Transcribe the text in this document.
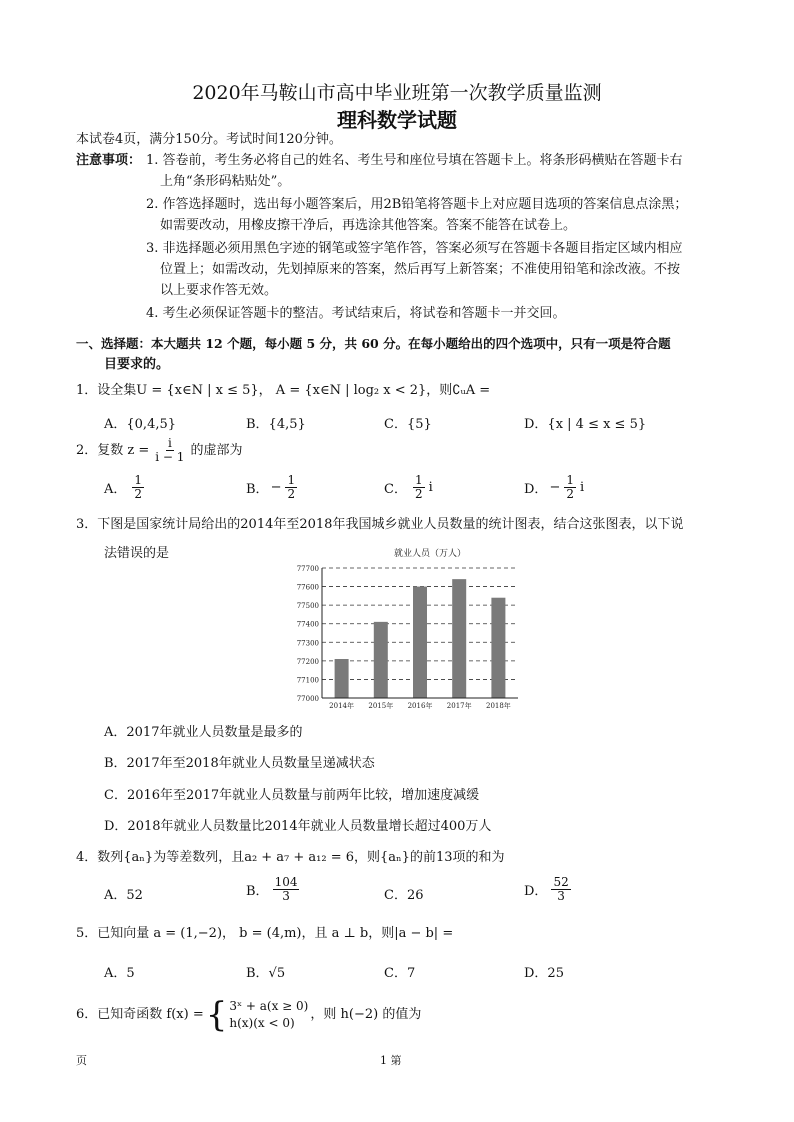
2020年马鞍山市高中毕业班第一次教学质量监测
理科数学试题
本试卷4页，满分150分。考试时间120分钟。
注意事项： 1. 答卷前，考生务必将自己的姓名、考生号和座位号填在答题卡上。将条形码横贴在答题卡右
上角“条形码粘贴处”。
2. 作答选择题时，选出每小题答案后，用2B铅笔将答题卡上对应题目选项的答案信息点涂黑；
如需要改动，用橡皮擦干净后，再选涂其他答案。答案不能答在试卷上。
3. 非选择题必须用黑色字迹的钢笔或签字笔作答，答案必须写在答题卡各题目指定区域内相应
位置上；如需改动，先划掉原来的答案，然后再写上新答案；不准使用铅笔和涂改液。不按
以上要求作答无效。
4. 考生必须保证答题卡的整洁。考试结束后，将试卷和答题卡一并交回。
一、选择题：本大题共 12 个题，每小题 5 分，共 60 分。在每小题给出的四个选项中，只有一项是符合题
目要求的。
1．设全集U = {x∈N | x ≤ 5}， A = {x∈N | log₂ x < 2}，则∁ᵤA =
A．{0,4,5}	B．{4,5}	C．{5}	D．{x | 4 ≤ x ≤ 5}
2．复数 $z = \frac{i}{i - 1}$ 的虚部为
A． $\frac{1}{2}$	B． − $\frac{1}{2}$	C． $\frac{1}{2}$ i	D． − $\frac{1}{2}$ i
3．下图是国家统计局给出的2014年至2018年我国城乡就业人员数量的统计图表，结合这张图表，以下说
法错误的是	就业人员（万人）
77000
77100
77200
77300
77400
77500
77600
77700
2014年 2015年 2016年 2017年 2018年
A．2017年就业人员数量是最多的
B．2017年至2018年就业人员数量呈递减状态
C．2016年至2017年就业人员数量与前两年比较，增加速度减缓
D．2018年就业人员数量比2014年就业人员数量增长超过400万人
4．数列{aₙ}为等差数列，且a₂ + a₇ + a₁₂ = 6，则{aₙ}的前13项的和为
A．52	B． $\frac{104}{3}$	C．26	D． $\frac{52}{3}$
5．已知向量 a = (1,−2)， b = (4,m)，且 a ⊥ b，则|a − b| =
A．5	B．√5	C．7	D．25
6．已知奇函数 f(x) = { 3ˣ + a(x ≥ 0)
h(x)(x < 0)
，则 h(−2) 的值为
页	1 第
--
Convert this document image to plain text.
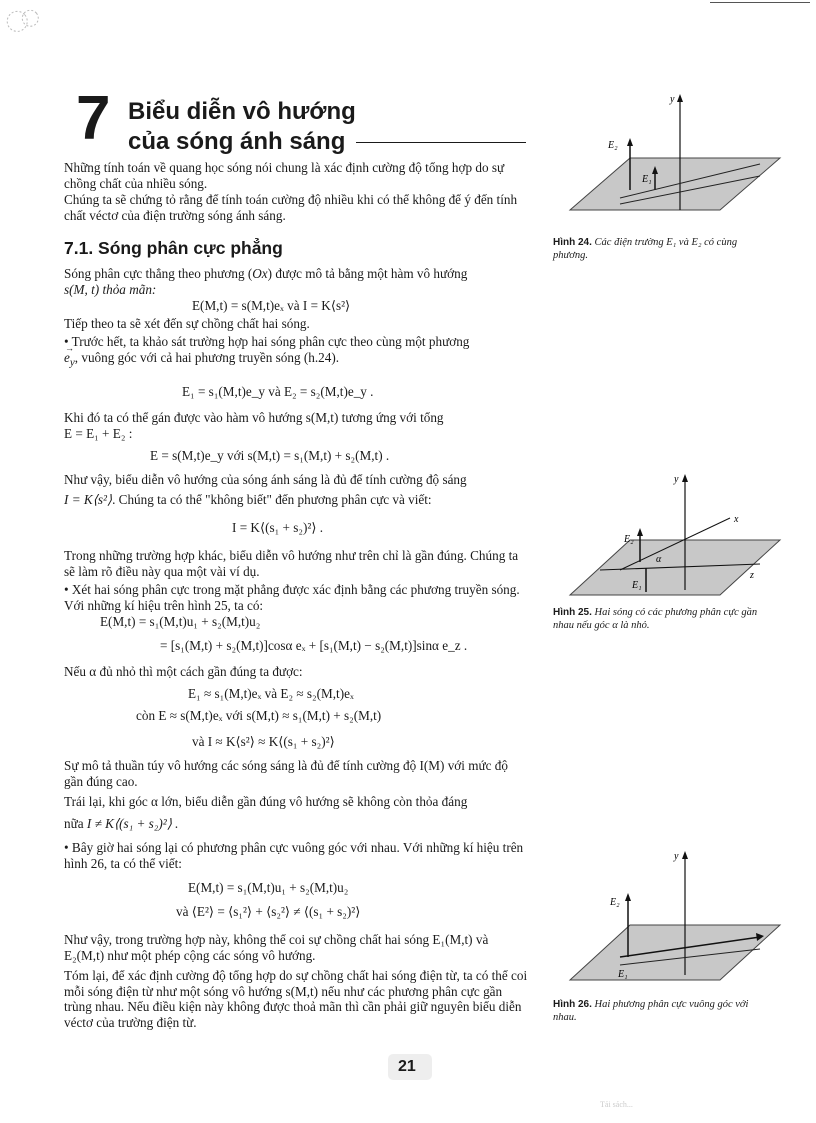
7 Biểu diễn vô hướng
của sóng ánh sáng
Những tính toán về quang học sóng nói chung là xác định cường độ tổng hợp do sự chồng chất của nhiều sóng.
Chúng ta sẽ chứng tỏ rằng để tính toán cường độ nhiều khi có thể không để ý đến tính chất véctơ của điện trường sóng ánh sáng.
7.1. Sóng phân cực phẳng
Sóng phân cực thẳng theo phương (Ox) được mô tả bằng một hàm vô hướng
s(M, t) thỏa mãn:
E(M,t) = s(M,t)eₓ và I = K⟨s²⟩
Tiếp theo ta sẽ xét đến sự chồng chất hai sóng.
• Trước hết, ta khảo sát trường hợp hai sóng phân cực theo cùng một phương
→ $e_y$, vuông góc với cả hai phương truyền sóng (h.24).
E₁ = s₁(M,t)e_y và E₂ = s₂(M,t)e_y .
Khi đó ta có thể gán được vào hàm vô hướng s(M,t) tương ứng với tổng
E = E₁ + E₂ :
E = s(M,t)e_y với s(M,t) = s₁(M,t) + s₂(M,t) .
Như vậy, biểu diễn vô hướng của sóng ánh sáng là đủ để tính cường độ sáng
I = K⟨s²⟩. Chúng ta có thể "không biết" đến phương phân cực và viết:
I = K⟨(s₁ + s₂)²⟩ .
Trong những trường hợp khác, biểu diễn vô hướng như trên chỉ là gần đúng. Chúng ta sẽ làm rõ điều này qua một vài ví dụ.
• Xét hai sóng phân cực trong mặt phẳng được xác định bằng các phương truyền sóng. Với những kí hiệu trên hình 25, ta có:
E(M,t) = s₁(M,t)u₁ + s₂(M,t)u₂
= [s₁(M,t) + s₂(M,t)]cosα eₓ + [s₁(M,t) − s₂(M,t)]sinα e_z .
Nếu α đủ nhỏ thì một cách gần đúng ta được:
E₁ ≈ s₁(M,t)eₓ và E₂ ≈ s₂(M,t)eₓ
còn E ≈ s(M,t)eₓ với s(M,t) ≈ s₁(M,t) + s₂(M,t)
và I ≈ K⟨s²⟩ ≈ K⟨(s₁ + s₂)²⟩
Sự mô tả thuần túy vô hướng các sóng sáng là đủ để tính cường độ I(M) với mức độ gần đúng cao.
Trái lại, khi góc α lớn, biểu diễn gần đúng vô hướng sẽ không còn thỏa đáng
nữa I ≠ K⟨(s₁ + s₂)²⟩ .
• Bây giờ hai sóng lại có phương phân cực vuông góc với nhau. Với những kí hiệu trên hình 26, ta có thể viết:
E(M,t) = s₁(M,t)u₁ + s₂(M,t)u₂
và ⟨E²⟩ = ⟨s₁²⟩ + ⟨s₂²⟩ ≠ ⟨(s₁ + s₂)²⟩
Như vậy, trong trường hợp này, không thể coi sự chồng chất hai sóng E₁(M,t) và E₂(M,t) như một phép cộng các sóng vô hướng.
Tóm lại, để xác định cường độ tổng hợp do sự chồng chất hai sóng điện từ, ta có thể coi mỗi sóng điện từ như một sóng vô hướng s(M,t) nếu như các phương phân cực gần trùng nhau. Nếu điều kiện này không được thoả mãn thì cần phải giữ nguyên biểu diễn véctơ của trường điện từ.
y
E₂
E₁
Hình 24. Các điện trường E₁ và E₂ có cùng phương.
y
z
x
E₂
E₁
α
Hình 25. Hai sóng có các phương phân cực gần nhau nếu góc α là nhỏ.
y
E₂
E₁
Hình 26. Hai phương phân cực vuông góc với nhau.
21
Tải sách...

BRIEF ::
In the records above, tally the lines where the word "thỏa" appears, and give the number and nothing else.

REPLY TO THE EXERCISE ::
2